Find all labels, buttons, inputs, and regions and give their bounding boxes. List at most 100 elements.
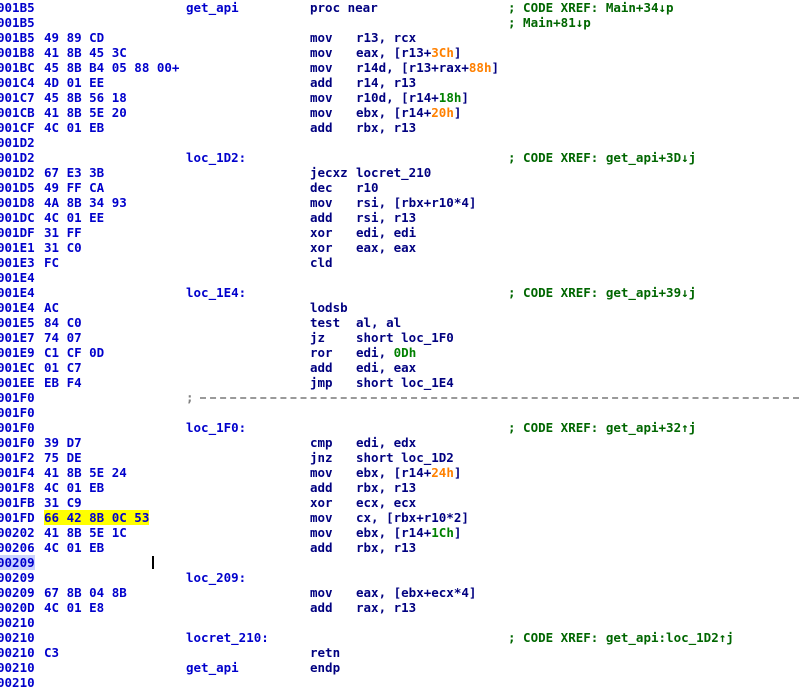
* * *
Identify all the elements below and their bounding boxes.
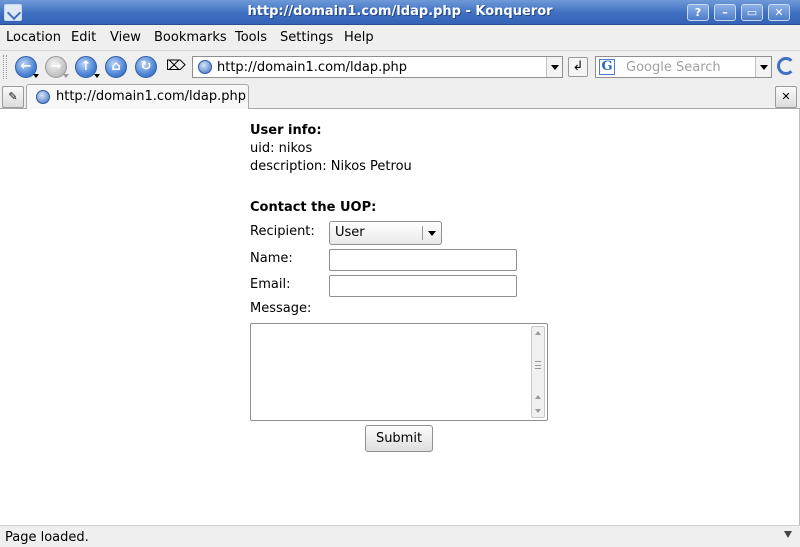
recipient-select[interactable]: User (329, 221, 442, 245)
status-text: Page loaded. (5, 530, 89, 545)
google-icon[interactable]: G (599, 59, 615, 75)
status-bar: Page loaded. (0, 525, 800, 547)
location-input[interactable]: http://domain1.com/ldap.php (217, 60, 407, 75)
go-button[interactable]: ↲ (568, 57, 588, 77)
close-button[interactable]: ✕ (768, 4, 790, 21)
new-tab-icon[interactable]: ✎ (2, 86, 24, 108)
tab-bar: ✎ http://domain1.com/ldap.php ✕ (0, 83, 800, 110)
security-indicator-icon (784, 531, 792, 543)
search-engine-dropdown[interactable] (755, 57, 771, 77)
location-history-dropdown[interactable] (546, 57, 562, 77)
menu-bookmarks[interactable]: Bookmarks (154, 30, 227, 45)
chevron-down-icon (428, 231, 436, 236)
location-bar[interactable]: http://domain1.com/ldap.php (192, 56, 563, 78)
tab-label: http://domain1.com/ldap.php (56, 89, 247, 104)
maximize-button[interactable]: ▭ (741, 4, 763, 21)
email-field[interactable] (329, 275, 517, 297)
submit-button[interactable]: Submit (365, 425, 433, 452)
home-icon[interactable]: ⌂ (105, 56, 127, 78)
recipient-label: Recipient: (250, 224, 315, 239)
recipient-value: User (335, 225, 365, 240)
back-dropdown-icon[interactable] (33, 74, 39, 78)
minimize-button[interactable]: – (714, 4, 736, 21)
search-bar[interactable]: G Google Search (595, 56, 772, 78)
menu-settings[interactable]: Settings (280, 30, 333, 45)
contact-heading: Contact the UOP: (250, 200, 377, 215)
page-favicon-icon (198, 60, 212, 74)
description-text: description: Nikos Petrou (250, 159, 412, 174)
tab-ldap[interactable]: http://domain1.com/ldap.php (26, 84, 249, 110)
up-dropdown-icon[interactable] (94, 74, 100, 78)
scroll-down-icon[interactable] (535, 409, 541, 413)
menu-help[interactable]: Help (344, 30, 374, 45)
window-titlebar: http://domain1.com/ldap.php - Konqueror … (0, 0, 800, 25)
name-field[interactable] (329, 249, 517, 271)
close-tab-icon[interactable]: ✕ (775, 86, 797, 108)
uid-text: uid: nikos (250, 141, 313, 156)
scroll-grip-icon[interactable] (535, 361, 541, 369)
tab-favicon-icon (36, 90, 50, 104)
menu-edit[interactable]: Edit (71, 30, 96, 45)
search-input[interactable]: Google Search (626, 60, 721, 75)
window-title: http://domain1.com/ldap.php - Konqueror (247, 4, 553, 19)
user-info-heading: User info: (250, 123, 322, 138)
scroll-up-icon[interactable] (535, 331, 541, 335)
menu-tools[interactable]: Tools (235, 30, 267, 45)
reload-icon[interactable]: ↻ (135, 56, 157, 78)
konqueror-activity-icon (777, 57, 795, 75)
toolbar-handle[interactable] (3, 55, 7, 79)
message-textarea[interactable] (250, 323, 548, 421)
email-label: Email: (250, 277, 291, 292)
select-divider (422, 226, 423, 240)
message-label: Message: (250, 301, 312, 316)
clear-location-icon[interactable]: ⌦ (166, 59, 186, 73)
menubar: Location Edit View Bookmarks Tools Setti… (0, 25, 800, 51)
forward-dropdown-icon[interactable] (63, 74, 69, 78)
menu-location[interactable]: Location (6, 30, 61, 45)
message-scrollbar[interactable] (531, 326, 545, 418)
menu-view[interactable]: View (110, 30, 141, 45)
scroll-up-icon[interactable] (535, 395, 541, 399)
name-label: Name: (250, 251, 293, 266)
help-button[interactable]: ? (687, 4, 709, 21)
==
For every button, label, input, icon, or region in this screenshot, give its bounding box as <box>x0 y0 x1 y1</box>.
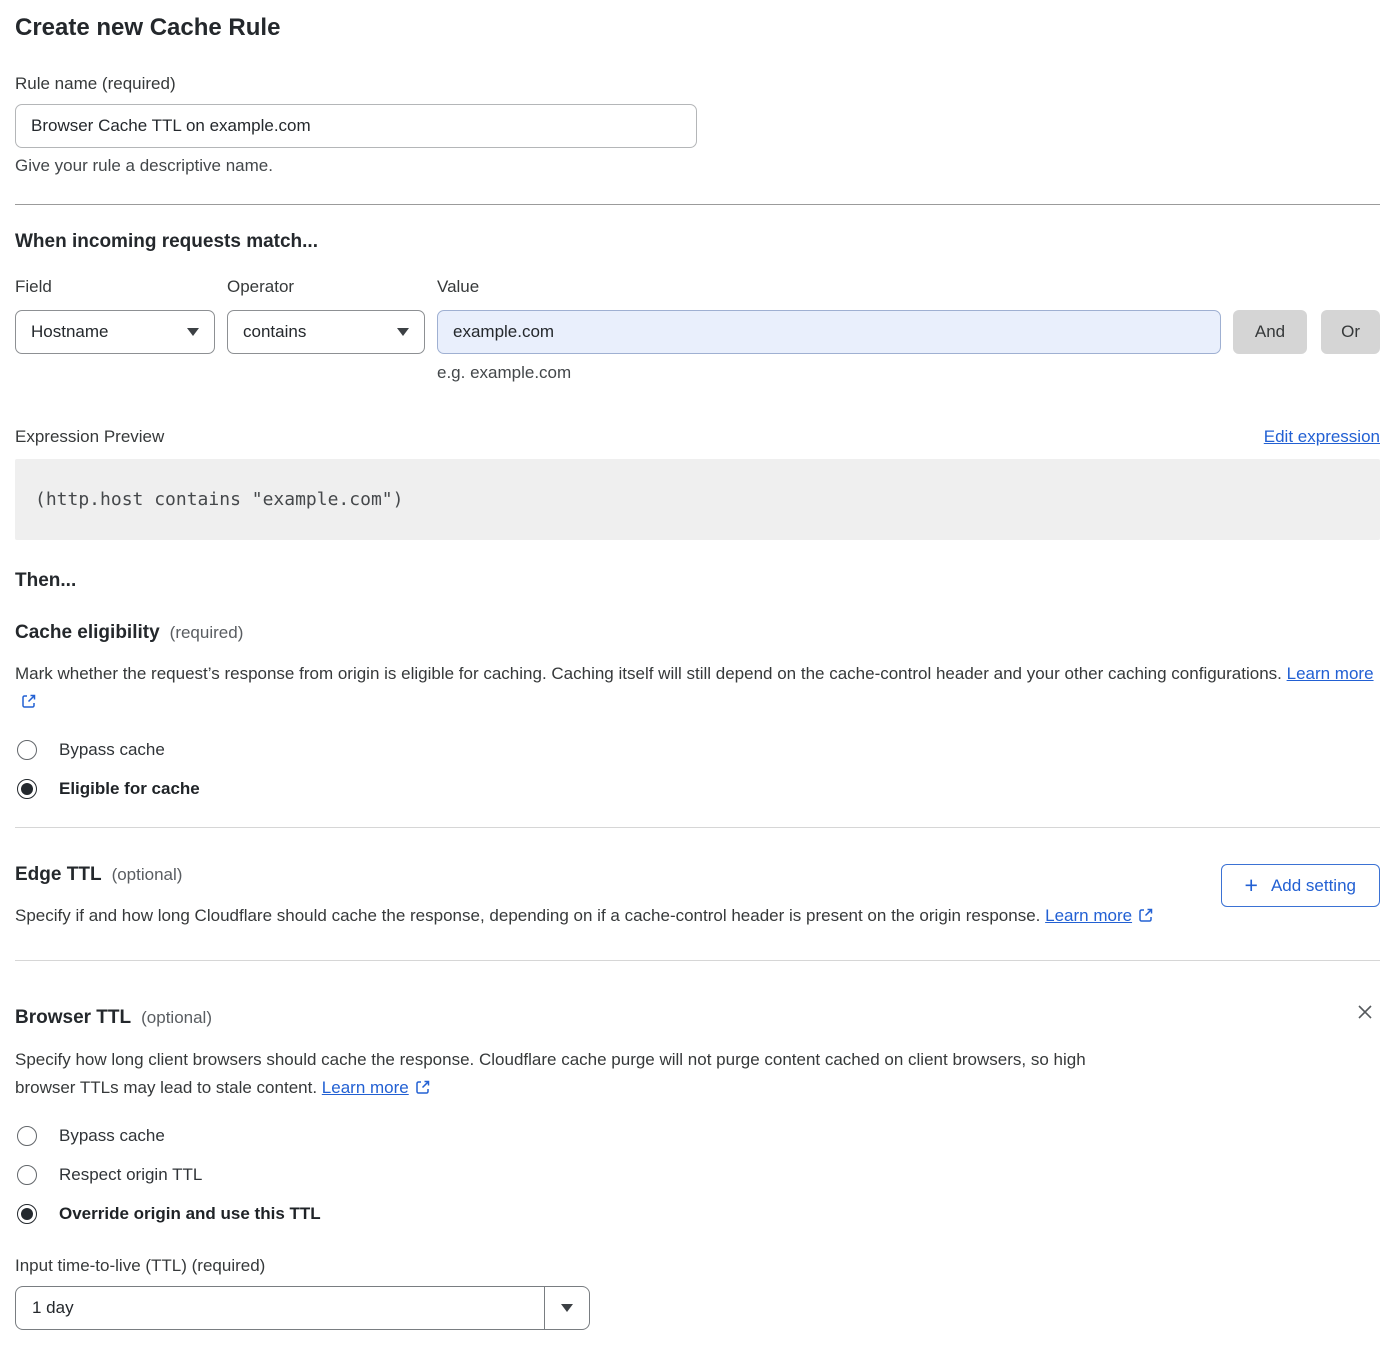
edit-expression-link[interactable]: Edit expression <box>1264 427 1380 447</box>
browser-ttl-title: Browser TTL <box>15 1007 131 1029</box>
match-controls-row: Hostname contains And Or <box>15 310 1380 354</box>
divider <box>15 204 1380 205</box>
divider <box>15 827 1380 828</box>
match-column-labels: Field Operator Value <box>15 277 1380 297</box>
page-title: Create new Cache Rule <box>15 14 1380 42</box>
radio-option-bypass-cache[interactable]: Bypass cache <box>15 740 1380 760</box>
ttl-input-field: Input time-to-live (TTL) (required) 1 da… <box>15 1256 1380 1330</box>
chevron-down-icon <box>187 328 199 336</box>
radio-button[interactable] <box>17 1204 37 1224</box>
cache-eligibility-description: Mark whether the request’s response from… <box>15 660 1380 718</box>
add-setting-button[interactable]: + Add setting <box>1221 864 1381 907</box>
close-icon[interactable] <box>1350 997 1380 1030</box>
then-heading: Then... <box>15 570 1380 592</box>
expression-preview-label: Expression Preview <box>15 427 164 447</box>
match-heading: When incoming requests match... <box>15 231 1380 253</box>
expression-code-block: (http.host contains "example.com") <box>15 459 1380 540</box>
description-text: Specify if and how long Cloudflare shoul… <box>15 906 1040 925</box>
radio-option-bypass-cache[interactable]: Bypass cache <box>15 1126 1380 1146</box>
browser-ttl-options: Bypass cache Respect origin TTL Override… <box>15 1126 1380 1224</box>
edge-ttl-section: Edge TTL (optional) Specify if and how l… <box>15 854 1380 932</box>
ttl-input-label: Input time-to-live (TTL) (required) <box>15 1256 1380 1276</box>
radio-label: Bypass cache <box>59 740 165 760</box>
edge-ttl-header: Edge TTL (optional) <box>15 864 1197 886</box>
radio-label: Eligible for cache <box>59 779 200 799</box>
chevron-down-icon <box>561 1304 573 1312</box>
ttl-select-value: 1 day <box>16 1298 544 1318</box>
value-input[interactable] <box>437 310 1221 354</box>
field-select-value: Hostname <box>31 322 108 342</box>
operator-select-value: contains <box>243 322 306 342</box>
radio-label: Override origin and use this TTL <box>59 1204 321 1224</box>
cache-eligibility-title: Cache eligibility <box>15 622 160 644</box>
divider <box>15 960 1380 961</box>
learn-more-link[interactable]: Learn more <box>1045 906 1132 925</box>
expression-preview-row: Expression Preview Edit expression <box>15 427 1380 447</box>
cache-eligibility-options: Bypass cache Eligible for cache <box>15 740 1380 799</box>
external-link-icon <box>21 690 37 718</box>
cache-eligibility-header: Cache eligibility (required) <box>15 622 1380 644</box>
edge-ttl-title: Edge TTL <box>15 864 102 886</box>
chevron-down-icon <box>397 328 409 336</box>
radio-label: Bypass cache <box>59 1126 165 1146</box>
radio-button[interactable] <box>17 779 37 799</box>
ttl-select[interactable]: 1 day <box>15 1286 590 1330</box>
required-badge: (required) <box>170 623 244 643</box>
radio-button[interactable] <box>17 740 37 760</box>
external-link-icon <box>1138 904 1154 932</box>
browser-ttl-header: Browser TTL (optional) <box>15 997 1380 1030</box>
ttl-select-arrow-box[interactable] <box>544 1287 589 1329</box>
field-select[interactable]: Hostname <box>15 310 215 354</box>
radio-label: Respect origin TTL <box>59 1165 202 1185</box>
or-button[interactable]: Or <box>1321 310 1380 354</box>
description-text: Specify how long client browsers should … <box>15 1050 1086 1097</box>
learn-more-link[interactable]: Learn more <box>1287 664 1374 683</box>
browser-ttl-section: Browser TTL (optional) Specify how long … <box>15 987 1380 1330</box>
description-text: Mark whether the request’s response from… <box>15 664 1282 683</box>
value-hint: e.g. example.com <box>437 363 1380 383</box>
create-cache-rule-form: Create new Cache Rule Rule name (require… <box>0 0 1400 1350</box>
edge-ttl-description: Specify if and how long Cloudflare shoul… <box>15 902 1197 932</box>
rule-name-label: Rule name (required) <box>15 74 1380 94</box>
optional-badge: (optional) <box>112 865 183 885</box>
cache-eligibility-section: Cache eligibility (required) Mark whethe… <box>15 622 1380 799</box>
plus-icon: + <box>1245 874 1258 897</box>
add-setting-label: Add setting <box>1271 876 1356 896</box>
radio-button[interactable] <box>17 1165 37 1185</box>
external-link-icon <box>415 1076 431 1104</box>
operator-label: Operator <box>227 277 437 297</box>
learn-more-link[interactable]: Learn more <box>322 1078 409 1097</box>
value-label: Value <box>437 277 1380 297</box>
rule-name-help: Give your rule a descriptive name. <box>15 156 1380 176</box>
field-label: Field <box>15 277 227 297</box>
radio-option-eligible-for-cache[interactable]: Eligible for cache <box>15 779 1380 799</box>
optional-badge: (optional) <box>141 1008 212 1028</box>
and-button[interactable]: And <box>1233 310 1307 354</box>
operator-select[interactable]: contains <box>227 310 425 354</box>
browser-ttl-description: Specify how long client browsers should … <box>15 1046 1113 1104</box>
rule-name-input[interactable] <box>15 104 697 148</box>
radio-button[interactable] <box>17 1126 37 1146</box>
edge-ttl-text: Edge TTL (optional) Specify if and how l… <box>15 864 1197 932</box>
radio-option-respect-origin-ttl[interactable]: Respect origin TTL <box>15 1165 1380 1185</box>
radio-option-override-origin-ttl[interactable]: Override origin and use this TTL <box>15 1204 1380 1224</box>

→ EXERCISE DESCRIPTION
Can you copy word for word the stretch of rows from the one containing "For every button, label, input, icon, or" through the one containing "expression-code-block: (http.host contains", leaving out the picture?

→ OUTPUT FOR THIS TASK
For every button, label, input, icon, or region in this screenshot, give its bounding box as <box>x0 y0 x1 y1</box>.
edit-expression-link[interactable]: Edit expression <box>1264 427 1380 447</box>
browser-ttl-title: Browser TTL <box>15 1007 131 1029</box>
match-controls-row: Hostname contains And Or <box>15 310 1380 354</box>
divider <box>15 204 1380 205</box>
divider <box>15 827 1380 828</box>
match-column-labels: Field Operator Value <box>15 277 1380 297</box>
page-title: Create new Cache Rule <box>15 14 1380 42</box>
radio-option-bypass-cache[interactable]: Bypass cache <box>15 740 1380 760</box>
ttl-input-field: Input time-to-live (TTL) (required) 1 da… <box>15 1256 1380 1330</box>
chevron-down-icon <box>187 328 199 336</box>
radio-button[interactable] <box>17 1204 37 1224</box>
cache-eligibility-description: Mark whether the request’s response from… <box>15 660 1380 718</box>
add-setting-button[interactable]: + Add setting <box>1221 864 1381 907</box>
close-icon[interactable] <box>1350 997 1380 1030</box>
then-heading: Then... <box>15 570 1380 592</box>
expression-preview-label: Expression Preview <box>15 427 164 447</box>
match-heading: When incoming requests match... <box>15 231 1380 253</box>
expression-code-block: (http.host contains "example.com") <box>15 459 1380 540</box>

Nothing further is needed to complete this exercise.